=== Supplied data ===
** BEGIN **

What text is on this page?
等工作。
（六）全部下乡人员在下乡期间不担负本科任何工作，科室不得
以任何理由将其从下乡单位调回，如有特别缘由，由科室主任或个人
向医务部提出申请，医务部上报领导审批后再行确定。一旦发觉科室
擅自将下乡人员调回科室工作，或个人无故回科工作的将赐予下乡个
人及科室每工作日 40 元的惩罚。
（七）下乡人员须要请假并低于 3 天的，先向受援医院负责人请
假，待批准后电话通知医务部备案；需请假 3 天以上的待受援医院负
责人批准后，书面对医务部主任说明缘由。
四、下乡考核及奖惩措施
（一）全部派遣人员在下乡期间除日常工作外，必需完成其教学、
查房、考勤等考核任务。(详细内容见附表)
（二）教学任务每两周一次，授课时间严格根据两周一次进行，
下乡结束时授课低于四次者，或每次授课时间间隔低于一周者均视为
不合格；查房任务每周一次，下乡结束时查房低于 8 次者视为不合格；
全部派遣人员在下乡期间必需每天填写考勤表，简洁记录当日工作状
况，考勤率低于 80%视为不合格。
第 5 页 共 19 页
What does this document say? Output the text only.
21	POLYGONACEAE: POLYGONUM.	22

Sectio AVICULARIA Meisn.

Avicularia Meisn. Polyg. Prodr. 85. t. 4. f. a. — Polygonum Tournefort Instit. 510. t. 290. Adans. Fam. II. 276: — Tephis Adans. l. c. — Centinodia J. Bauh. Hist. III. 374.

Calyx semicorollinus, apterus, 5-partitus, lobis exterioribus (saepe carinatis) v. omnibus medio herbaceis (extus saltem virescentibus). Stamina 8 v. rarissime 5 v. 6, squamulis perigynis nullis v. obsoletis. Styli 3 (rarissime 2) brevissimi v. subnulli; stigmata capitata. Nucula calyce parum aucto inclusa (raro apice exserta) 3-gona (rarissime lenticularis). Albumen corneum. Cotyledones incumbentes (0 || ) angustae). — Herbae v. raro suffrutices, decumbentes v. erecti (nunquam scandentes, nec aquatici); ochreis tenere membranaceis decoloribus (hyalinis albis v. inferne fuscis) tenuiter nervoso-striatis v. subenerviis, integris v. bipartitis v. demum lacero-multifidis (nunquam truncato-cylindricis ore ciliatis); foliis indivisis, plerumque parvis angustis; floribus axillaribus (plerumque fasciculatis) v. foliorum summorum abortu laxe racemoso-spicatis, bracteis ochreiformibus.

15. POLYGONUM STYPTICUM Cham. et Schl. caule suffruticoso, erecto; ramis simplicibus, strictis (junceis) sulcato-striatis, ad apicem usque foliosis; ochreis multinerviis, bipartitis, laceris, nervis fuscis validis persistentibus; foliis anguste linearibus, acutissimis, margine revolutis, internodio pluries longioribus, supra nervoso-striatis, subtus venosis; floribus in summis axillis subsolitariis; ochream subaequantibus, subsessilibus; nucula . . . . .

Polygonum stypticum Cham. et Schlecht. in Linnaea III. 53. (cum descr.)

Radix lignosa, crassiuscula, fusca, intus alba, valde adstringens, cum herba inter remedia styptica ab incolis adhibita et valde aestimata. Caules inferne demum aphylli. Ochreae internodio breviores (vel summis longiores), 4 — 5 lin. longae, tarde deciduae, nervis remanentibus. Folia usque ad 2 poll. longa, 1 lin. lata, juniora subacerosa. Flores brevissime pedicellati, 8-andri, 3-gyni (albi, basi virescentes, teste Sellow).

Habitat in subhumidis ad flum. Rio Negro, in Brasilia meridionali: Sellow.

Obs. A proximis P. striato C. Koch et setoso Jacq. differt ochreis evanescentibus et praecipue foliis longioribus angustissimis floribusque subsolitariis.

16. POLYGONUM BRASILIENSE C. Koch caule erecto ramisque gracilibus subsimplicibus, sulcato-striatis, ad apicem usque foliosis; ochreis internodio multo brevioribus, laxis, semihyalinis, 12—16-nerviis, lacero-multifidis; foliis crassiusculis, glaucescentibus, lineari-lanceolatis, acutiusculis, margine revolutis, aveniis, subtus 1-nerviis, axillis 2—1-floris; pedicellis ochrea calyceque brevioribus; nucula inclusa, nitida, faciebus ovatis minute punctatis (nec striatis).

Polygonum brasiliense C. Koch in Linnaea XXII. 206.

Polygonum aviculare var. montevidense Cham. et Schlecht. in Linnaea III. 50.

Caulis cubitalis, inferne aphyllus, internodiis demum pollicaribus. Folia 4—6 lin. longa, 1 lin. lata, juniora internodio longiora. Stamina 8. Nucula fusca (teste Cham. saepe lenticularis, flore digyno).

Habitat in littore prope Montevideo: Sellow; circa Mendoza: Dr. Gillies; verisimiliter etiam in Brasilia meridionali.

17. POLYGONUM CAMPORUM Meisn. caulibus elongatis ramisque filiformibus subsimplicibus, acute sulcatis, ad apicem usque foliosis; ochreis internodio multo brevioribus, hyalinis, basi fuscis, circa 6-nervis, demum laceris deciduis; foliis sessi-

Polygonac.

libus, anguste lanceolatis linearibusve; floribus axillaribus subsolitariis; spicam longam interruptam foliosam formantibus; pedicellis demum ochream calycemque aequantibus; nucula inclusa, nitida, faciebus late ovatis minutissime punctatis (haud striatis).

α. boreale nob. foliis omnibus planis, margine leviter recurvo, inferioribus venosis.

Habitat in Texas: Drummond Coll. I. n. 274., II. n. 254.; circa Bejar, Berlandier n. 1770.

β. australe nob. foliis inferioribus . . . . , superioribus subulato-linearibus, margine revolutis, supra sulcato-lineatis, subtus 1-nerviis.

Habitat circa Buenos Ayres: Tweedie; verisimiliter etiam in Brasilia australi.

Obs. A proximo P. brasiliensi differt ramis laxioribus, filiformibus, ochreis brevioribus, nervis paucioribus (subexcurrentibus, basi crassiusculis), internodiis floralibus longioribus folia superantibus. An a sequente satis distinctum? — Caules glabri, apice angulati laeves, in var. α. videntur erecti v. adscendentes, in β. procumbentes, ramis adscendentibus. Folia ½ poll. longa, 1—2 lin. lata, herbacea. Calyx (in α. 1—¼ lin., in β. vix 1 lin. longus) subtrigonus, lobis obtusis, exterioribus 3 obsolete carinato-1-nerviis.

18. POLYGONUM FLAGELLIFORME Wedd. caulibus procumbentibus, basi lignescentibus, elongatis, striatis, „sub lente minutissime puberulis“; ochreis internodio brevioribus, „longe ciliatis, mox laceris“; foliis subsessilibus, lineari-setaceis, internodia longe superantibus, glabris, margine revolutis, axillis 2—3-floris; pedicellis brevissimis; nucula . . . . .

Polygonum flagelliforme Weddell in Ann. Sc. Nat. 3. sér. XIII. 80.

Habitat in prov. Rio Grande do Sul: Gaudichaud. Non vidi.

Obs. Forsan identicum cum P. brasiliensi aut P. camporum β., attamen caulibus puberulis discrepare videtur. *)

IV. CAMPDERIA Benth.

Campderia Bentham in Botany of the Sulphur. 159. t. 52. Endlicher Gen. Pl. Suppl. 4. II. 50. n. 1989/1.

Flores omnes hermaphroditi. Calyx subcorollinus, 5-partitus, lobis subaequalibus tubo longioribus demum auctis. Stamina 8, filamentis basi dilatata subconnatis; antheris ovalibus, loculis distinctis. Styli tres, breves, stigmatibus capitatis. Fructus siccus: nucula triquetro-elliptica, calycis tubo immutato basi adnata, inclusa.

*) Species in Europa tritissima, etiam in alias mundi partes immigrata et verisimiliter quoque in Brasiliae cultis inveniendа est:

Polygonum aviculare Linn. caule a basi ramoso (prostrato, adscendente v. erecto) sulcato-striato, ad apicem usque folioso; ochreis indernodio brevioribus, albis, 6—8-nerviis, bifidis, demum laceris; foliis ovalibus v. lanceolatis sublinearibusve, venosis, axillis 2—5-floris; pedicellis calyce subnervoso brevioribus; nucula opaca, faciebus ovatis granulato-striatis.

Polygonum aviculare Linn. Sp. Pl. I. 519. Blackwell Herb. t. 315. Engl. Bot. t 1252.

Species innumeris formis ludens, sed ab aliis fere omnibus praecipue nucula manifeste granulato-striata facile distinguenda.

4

** END **

=== Given request ===
Identify the lines that contain the string "aviculare", and copy every one of them.

=== Correct answer ===
Polygonum aviculare var. montevidense Cham. et Schlecht. in Linnaea III. 50.
Polygonum aviculare Linn. caule a basi ramoso (prostrato, adscendente v. erecto) sulcato-striato, ad apicem usque folioso; ochreis indernodio brevioribus, albis, 6—8-nerviis, bifidis, demum laceris; foliis ovalibus v. lanceolatis sublinearibusve, venosis, axillis 2—5-floris; pedicellis calyce subnervoso brevioribus; nucula opaca, faciebus ovatis granulato-striatis.
Polygonum aviculare Linn. Sp. Pl. I. 519. Blackwell Herb. t. 315. Engl. Bot. t 1252.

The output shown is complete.